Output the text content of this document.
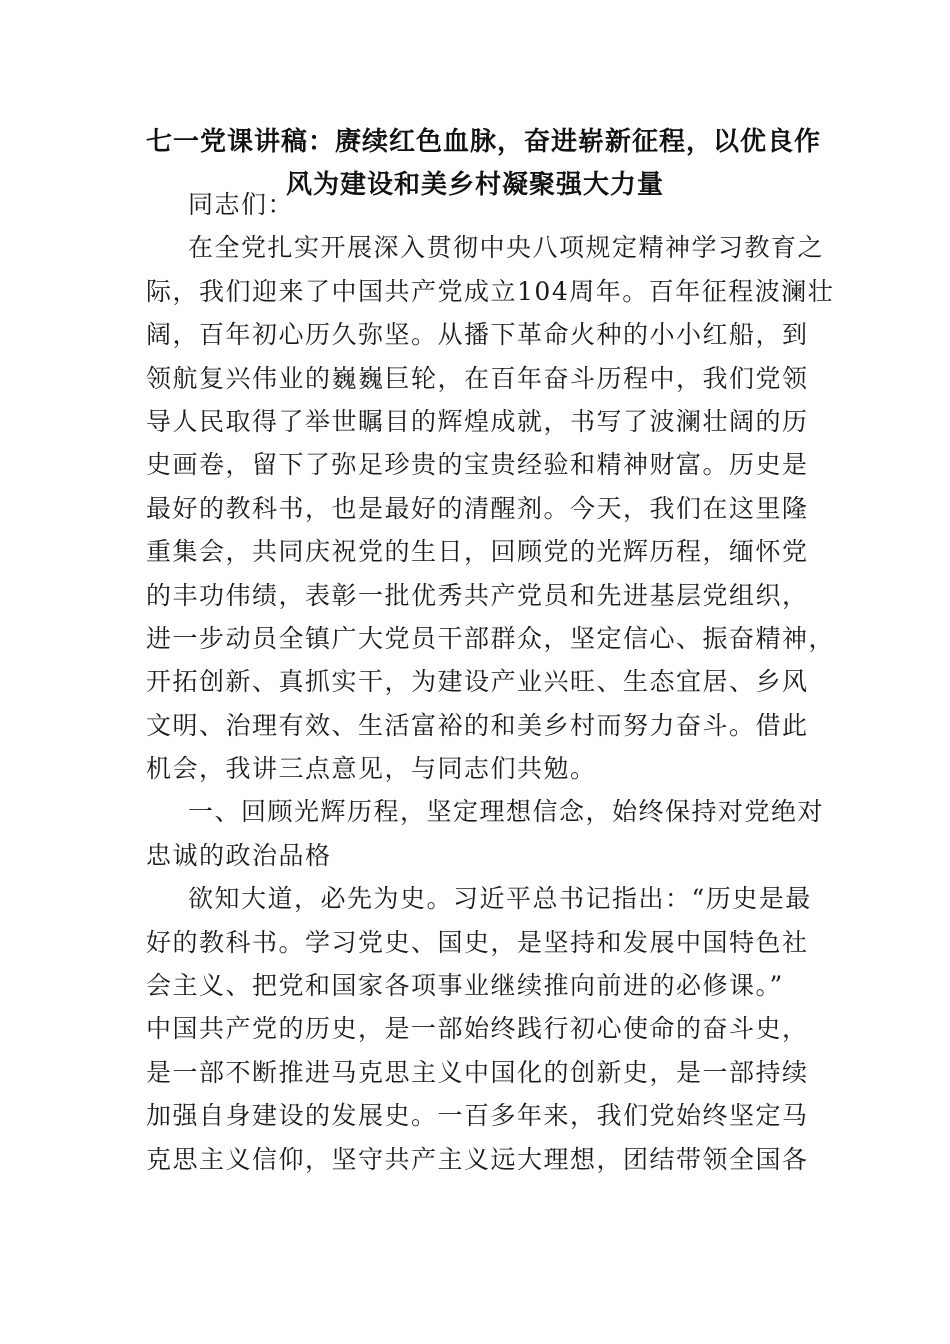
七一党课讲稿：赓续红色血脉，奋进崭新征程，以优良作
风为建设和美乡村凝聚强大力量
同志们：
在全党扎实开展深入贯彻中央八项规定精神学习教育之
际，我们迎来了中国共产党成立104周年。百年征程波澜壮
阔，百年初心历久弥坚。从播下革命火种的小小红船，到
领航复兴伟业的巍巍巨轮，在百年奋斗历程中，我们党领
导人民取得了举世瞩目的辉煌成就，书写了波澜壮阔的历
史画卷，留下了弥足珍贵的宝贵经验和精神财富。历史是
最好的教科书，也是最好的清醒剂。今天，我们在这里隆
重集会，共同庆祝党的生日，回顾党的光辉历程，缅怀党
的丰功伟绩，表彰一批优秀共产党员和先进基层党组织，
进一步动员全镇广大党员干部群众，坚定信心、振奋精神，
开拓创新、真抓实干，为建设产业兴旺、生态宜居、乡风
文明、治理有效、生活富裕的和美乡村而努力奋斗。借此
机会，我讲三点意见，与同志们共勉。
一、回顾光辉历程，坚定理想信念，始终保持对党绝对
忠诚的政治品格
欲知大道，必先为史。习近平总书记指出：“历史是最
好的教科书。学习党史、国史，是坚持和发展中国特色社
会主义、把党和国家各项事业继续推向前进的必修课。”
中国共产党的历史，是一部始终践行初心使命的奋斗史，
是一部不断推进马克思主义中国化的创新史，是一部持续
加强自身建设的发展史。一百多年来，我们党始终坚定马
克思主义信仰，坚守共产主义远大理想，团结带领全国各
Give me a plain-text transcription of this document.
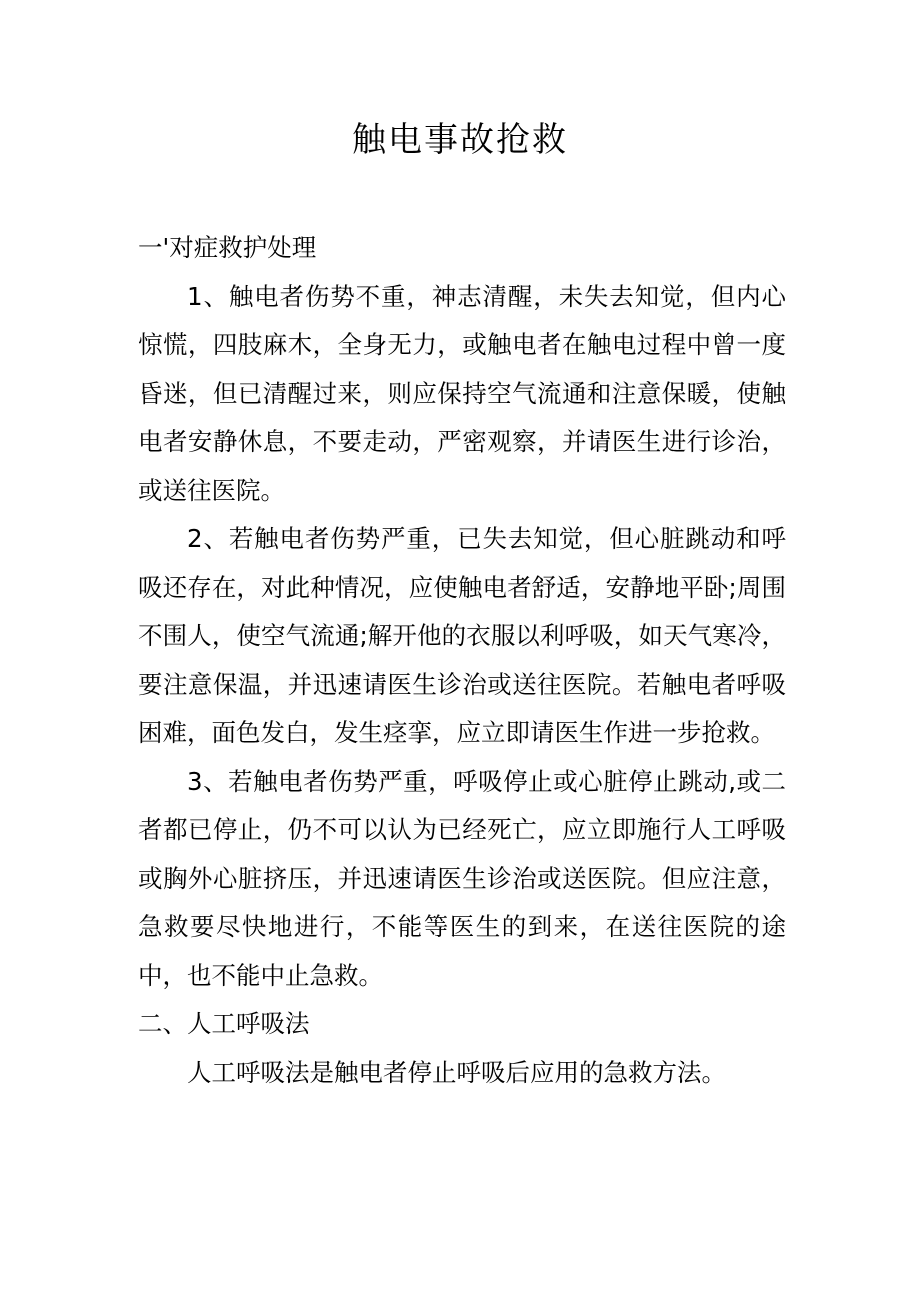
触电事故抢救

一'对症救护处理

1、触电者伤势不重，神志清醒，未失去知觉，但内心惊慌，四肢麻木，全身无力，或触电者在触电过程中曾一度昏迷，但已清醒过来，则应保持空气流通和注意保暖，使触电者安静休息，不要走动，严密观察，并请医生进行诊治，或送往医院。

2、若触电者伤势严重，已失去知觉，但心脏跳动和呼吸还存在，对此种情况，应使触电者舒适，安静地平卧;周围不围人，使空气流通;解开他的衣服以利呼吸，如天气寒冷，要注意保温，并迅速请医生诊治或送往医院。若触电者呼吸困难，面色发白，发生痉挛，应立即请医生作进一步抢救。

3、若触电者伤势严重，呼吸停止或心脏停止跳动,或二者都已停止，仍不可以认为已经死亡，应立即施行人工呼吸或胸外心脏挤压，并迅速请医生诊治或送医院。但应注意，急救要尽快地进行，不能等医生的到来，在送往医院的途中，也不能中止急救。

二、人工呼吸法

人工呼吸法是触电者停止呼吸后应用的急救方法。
------------------------------------------------
▶ **EXERCISE**
Copy each line above that contains the word "text".

▶ **FINAL RESULT**
Output the text content of this document.
Give me a plain-text transcription of this document.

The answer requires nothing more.